◆ **Task directions**: Count the lines in the entries below that include the word "campaigns". Give nothing but the number.

◆ **Data section**:
====================

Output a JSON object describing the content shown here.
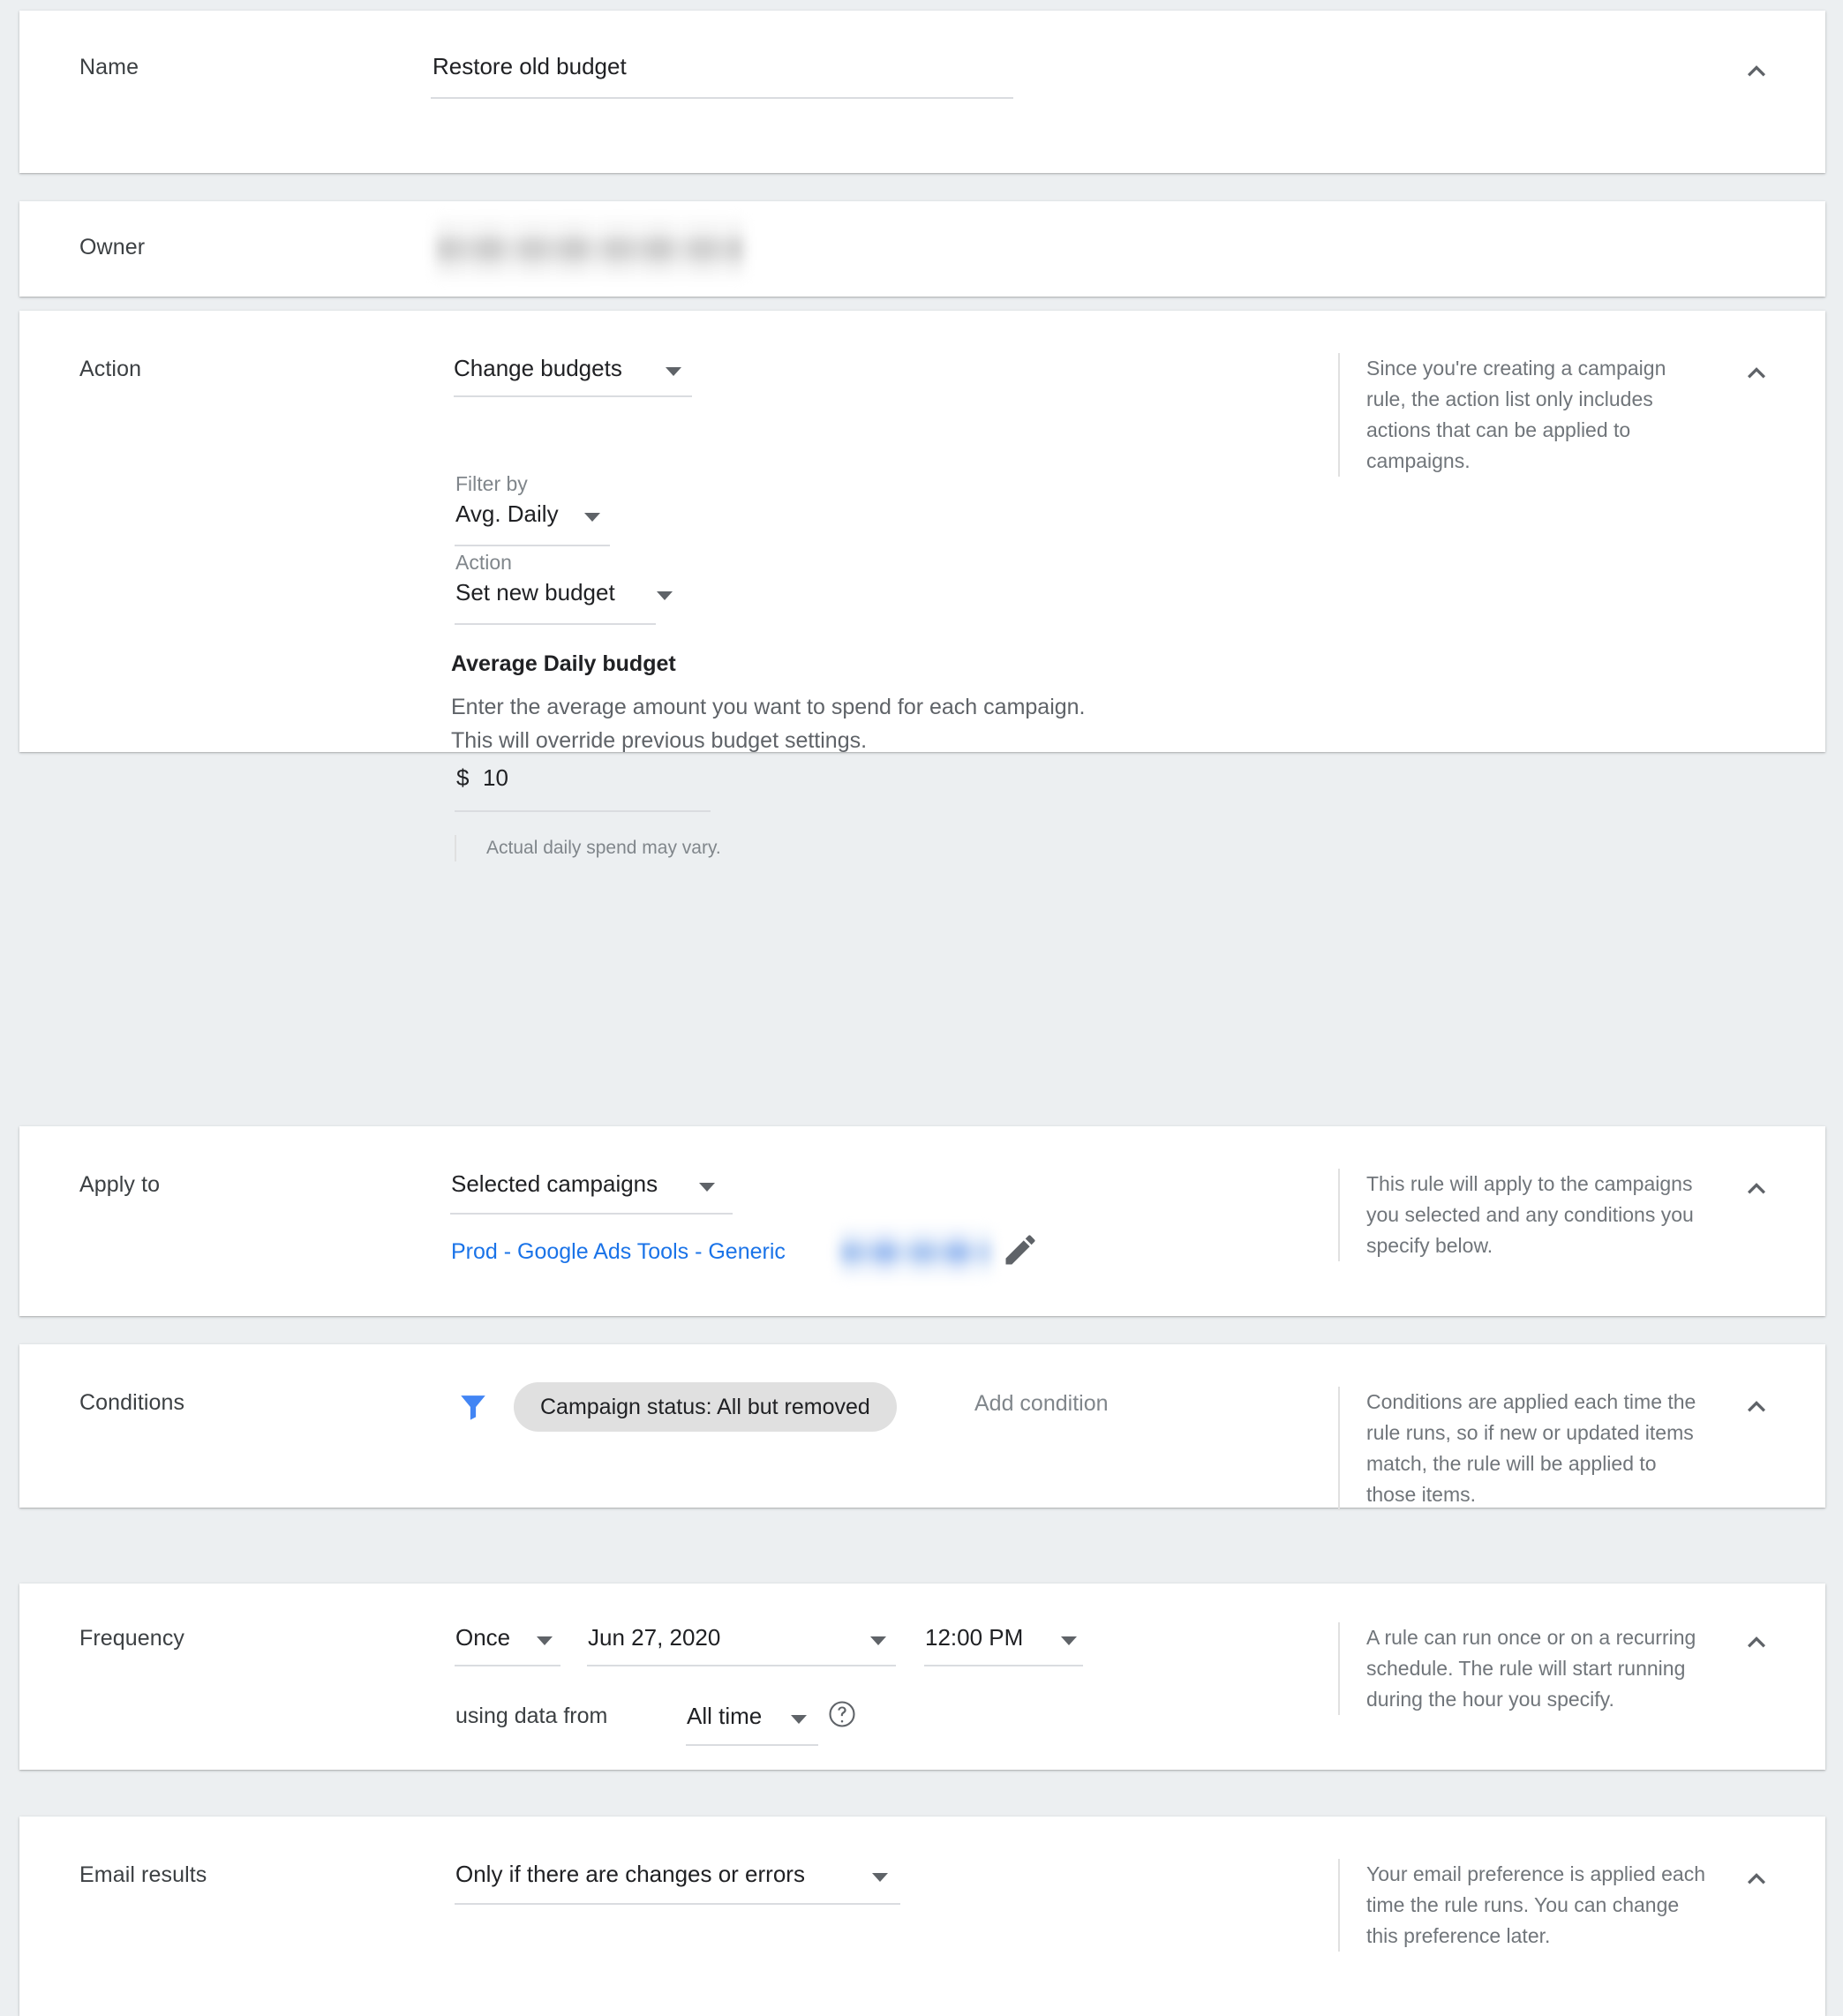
{
  "theme": {
    "page_background": "#eceff1",
    "card_background": "#ffffff",
    "text_primary": "#202124",
    "text_secondary": "#5f6368",
    "text_muted": "#80868b",
    "link_blue": "#1a73e8",
    "filter_icon_blue": "#4285f4",
    "chip_background": "#e0e0e0",
    "divider": "#dadce0"
  },
  "sections": {
    "name": {
      "label": "Name",
      "value": "Restore old budget",
      "collapse_icon": "chevron-up-icon"
    },
    "owner": {
      "label": "Owner",
      "value_redacted": true,
      "collapse_icon": null
    },
    "action": {
      "label": "Action",
      "action_select": "Change budgets",
      "filter_by_label": "Filter by",
      "filter_by_select": "Avg. Daily",
      "inner_action_label": "Action",
      "inner_action_select": "Set new budget",
      "budget_heading": "Average Daily budget",
      "budget_desc_line1": "Enter the average amount you want to spend for each campaign.",
      "budget_desc_line2": "This will override previous budget settings.",
      "currency_symbol": "$",
      "budget_amount": "10",
      "footnote": "Actual daily spend may vary.",
      "help": "Since you're creating a campaign rule, the action list only includes actions that can be applied to campaigns.",
      "collapse_icon": "chevron-up-icon"
    },
    "apply_to": {
      "label": "Apply to",
      "select": "Selected campaigns",
      "campaign_link": "Prod - Google Ads Tools - Generic",
      "campaign_link_redacted": true,
      "edit_icon": "pencil-icon",
      "help": "This rule will apply to the campaigns you selected and any conditions you specify below.",
      "collapse_icon": "chevron-up-icon"
    },
    "conditions": {
      "label": "Conditions",
      "filter_icon": "filter-funnel-icon",
      "chip": "Campaign status: All but removed",
      "add_condition": "Add condition",
      "help": "Conditions are applied each time the rule runs, so if new or updated items match, the rule will be applied to those items.",
      "collapse_icon": "chevron-up-icon"
    },
    "frequency": {
      "label": "Frequency",
      "repeat_select": "Once",
      "date_select": "Jun 27, 2020",
      "time_select": "12:00 PM",
      "using_data_from_label": "using data from",
      "data_range_select": "All time",
      "help_icon": "question-mark-circle-icon",
      "help": "A rule can run once or on a recurring schedule. The rule will start running during the hour you specify.",
      "collapse_icon": "chevron-up-icon"
    },
    "email_results": {
      "label": "Email results",
      "select": "Only if there are changes or errors",
      "help": "Your email preference is applied each time the rule runs. You can change this preference later.",
      "collapse_icon": "chevron-up-icon"
    }
  }
}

====================

◆ **Task result**: 3